## SET TASK
Quote the entries in full, character for character, without their images.

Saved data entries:
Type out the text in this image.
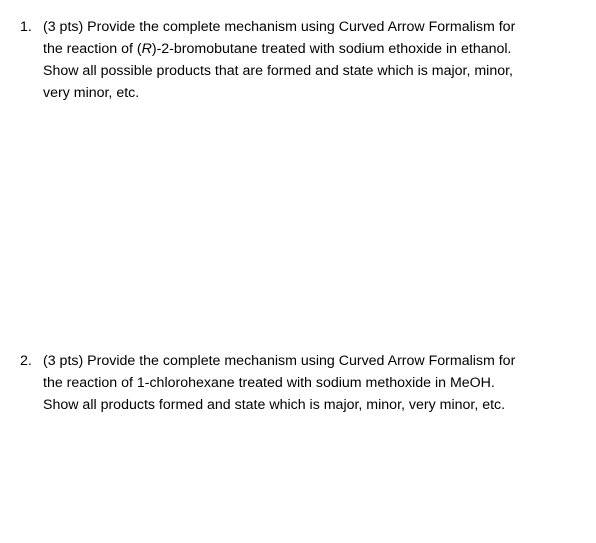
1. (3 pts) Provide the complete mechanism using Curved Arrow Formalism for
the reaction of (R)-2-bromobutane treated with sodium ethoxide in ethanol.
Show all possible products that are formed and state which is major, minor,
very minor, etc.
2. (3 pts) Provide the complete mechanism using Curved Arrow Formalism for
the reaction of 1-chlorohexane treated with sodium methoxide in MeOH.
Show all products formed and state which is major, minor, very minor, etc.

## WORKED SOLUTION
Type out the text in this image.
1. (3 pts) Provide the complete mechanism using Curved Arrow Formalism for
the reaction of (R)-2-bromobutane treated with sodium ethoxide in ethanol.
Show all possible products that are formed and state which is major, minor,
very minor, etc.
2. (3 pts) Provide the complete mechanism using Curved Arrow Formalism for
the reaction of 1-chlorohexane treated with sodium methoxide in MeOH.
Show all products formed and state which is major, minor, very minor, etc.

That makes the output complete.